● **GIVEN TASK**: Identify and reproduce every line holding the string "Мужи".

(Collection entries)
--- START ---

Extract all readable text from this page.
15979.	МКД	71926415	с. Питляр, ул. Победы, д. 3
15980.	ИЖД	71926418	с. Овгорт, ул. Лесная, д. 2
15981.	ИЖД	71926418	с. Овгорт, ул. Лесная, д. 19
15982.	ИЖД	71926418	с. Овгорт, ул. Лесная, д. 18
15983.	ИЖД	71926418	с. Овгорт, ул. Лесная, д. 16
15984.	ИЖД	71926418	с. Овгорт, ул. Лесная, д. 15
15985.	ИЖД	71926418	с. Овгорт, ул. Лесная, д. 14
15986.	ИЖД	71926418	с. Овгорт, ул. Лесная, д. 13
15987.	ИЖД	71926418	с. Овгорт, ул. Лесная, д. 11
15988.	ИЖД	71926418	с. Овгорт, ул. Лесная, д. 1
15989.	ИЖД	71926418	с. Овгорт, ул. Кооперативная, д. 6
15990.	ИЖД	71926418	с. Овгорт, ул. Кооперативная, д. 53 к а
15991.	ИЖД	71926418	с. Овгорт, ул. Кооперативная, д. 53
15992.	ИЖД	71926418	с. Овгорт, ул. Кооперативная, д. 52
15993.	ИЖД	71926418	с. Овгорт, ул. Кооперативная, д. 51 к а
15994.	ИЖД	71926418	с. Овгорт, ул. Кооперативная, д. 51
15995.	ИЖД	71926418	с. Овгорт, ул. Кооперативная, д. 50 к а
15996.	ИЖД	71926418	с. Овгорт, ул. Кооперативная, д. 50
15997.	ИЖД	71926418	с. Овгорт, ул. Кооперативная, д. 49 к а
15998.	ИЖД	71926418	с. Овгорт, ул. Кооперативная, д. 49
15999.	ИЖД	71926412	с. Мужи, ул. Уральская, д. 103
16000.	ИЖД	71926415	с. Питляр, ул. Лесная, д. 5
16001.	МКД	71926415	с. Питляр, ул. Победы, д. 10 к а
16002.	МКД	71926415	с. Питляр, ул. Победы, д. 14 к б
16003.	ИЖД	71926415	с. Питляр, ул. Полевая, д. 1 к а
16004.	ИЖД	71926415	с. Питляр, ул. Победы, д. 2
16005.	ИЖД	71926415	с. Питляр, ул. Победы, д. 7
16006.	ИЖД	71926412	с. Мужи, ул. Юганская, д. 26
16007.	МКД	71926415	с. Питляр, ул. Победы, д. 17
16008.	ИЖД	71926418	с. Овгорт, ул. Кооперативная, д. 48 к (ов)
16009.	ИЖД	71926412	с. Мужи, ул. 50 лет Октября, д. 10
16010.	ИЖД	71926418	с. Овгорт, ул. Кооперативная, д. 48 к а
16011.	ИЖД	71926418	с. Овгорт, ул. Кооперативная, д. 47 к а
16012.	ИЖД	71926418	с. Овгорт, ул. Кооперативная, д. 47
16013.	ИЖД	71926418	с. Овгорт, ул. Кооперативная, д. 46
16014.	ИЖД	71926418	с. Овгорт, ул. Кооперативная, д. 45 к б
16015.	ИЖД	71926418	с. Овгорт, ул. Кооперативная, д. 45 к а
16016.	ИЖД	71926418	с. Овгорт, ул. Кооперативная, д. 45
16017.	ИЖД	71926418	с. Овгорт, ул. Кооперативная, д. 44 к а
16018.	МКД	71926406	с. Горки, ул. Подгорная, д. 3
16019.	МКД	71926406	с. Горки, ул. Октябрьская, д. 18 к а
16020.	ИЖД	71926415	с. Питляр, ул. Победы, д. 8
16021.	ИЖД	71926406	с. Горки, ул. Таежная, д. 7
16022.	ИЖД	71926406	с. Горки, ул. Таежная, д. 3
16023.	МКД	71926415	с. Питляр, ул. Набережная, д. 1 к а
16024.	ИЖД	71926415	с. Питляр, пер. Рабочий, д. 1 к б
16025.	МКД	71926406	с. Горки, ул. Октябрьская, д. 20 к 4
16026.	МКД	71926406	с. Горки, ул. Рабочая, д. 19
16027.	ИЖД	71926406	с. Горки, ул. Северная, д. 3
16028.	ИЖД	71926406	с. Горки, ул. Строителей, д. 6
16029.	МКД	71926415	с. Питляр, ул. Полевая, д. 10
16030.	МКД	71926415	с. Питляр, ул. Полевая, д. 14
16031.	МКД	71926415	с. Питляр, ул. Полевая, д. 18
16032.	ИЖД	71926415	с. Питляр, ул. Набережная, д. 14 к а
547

--- END ---

● **OUTPUT BELOW**:
15999.	ИЖД	71926412	с. Мужи, ул. Уральская, д. 103
16006.	ИЖД	71926412	с. Мужи, ул. Юганская, д. 26
16009.	ИЖД	71926412	с. Мужи, ул. 50 лет Октября, д. 10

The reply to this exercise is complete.